Stored entries:
- - -
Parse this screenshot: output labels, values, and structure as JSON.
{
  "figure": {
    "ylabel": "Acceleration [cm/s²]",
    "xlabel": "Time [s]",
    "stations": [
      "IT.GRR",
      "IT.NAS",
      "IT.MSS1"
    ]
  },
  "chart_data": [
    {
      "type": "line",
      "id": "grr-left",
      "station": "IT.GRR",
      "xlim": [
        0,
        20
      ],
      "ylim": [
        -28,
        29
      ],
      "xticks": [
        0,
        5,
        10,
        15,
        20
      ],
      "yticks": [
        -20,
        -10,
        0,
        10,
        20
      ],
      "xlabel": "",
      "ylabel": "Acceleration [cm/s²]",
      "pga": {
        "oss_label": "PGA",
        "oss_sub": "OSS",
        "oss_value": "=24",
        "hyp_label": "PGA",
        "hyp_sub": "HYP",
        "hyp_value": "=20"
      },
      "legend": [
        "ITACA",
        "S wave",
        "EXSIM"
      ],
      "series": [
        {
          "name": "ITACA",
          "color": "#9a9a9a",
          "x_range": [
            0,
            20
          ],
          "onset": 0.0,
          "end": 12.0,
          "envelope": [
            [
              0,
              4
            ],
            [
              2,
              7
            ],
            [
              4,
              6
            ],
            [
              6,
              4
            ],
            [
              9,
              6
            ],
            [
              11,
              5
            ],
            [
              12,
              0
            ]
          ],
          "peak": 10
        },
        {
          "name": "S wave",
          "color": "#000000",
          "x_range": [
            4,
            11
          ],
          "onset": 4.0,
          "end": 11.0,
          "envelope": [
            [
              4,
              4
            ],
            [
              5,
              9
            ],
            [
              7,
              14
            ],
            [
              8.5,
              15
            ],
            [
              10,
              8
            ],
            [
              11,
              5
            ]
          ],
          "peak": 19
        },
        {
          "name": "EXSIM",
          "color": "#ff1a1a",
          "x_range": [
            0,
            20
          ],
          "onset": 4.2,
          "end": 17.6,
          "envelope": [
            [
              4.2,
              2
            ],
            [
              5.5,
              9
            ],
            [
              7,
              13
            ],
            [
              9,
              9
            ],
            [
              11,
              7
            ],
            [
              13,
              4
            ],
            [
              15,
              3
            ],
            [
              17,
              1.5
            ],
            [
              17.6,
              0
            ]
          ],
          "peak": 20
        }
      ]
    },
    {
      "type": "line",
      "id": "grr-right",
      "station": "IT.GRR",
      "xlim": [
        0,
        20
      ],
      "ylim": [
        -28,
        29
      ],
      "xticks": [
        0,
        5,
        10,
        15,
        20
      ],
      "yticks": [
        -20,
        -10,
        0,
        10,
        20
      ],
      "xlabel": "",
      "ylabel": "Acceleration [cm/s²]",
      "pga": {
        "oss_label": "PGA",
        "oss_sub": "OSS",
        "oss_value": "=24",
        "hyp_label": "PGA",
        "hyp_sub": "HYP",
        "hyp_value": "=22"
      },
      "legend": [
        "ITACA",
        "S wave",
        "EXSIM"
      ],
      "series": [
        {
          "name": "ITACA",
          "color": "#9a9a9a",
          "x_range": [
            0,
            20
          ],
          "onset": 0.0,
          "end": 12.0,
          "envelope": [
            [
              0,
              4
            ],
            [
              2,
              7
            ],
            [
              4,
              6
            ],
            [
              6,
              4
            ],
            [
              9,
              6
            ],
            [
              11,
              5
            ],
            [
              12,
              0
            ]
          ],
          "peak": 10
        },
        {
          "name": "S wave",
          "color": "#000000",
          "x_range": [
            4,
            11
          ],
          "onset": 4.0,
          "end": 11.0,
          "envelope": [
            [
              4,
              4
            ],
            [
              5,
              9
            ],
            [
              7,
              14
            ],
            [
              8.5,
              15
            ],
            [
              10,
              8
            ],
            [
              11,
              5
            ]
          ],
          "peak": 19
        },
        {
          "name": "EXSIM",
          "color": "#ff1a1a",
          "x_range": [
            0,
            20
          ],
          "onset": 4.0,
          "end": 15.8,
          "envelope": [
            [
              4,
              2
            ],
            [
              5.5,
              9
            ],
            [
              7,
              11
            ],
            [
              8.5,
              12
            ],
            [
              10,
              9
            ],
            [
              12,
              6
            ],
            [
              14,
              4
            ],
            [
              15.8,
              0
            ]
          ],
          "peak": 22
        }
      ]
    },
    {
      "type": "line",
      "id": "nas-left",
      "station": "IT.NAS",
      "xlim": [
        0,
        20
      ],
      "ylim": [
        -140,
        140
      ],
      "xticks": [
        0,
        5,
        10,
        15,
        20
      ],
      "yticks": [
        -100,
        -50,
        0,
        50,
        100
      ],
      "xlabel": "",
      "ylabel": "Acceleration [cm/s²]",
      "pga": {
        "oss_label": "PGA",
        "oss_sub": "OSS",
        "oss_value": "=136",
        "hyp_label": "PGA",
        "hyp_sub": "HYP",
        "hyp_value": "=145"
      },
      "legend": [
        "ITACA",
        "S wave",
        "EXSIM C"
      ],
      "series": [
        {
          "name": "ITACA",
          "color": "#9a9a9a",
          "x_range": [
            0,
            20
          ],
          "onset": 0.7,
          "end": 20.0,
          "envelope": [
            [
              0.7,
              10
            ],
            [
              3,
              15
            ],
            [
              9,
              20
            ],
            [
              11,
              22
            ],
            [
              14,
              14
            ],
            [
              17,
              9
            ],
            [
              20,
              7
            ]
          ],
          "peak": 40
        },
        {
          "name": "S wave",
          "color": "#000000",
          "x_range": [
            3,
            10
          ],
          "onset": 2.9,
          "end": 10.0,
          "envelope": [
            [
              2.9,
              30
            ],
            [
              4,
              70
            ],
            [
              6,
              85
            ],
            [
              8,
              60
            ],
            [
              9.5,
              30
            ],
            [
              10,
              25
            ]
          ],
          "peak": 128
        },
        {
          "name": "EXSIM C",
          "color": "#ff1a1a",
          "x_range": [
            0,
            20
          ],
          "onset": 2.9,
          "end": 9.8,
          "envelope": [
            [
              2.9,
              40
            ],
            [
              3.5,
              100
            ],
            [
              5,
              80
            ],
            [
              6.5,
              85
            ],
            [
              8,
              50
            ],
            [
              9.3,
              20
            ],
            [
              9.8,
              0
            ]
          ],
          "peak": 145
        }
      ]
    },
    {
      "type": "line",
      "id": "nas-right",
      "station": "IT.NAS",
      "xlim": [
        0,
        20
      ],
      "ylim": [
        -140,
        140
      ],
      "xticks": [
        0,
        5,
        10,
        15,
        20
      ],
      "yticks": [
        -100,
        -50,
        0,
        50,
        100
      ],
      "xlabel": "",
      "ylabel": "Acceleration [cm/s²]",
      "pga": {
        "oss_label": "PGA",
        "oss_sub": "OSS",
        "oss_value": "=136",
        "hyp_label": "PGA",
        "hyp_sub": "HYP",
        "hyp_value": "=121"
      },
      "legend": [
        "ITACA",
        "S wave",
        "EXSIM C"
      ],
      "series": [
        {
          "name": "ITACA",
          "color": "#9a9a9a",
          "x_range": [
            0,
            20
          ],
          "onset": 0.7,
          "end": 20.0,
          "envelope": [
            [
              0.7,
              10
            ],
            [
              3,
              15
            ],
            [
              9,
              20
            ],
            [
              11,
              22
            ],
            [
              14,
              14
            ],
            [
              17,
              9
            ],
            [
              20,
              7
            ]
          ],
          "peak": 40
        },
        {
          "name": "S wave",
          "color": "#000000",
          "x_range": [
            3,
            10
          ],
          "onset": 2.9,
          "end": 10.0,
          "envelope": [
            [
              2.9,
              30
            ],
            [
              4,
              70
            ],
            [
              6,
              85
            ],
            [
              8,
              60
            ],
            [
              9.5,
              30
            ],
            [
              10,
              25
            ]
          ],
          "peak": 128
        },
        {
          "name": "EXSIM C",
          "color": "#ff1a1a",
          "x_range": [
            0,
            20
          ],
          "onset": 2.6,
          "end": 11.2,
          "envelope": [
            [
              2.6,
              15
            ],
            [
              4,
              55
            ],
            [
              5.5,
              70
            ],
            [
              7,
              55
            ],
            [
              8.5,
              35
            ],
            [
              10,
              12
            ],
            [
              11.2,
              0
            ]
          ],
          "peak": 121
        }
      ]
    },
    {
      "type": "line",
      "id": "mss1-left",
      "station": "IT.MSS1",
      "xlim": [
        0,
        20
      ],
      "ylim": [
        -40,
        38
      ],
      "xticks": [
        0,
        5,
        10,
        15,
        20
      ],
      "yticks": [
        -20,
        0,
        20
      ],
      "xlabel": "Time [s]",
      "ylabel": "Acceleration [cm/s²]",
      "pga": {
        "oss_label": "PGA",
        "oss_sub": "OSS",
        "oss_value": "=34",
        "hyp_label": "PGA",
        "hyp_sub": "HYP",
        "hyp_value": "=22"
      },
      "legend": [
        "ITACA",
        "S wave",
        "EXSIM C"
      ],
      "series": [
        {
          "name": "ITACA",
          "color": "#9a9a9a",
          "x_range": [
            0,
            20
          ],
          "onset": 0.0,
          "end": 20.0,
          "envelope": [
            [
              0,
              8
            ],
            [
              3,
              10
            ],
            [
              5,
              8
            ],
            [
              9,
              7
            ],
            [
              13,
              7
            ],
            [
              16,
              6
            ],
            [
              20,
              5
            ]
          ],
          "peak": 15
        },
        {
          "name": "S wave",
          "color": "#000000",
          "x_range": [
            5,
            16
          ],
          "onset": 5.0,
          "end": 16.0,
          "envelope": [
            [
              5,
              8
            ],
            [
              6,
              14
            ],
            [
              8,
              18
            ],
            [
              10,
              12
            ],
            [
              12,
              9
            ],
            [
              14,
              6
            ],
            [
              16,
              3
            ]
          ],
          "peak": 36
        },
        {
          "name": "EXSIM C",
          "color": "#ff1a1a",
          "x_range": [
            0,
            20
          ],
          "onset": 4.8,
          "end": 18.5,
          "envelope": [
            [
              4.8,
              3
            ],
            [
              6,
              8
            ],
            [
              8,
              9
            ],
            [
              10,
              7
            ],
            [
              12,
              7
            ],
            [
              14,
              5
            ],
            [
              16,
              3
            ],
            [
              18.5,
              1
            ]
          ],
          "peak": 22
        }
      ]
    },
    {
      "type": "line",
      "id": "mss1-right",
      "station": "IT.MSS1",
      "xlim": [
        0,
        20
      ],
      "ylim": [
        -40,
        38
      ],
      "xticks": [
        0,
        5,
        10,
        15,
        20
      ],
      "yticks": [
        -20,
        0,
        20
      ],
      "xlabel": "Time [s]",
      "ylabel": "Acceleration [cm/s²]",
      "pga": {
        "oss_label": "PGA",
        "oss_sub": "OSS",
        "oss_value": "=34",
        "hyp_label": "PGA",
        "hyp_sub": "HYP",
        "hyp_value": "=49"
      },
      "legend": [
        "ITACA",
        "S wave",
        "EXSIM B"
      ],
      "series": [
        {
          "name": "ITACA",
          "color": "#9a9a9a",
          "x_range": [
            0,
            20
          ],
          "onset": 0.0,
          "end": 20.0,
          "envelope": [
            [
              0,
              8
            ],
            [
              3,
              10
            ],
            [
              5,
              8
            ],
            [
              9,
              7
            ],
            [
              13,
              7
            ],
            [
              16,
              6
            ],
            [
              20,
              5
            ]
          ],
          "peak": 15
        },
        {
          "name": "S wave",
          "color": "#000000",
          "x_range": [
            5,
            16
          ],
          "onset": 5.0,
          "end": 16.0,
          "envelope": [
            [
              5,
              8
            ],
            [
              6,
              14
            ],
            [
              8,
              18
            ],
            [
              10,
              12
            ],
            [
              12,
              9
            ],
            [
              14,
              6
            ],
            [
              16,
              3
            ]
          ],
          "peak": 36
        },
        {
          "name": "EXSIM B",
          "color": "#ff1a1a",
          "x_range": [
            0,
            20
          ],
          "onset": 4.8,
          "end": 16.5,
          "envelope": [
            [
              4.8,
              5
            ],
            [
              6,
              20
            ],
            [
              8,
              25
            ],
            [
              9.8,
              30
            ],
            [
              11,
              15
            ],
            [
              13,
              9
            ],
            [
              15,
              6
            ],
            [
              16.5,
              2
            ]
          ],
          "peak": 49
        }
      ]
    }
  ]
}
- - -
Brief: Search the records above for the string "right". Copy every line that contains it.

Task solution:
      "id": "grr-right",
      "id": "nas-right",
      "id": "mss1-right",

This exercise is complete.